begin
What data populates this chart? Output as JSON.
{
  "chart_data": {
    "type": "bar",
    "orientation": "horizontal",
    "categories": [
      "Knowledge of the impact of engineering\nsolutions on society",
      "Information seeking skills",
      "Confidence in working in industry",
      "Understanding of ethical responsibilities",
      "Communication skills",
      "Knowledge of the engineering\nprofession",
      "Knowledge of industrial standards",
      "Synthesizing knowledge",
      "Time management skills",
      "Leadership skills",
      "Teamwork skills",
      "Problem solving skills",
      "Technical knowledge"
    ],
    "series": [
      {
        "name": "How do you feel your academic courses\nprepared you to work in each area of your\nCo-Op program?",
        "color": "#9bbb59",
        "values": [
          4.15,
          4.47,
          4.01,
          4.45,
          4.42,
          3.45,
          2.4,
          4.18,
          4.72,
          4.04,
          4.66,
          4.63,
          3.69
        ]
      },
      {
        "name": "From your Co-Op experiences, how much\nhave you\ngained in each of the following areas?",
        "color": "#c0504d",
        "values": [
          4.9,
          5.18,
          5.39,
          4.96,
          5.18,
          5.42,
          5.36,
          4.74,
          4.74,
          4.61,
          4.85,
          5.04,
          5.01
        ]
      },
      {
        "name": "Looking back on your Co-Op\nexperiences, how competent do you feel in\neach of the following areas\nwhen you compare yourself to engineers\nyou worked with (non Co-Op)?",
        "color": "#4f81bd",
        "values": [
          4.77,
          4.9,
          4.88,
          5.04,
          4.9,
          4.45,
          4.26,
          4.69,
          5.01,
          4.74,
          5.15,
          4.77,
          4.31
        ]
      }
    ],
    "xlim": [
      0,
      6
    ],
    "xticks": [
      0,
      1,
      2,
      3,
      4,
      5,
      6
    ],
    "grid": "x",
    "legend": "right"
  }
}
end
Task details -
Reply with only the number of lines in the entries that contain the word "feel".

Exercise result -
2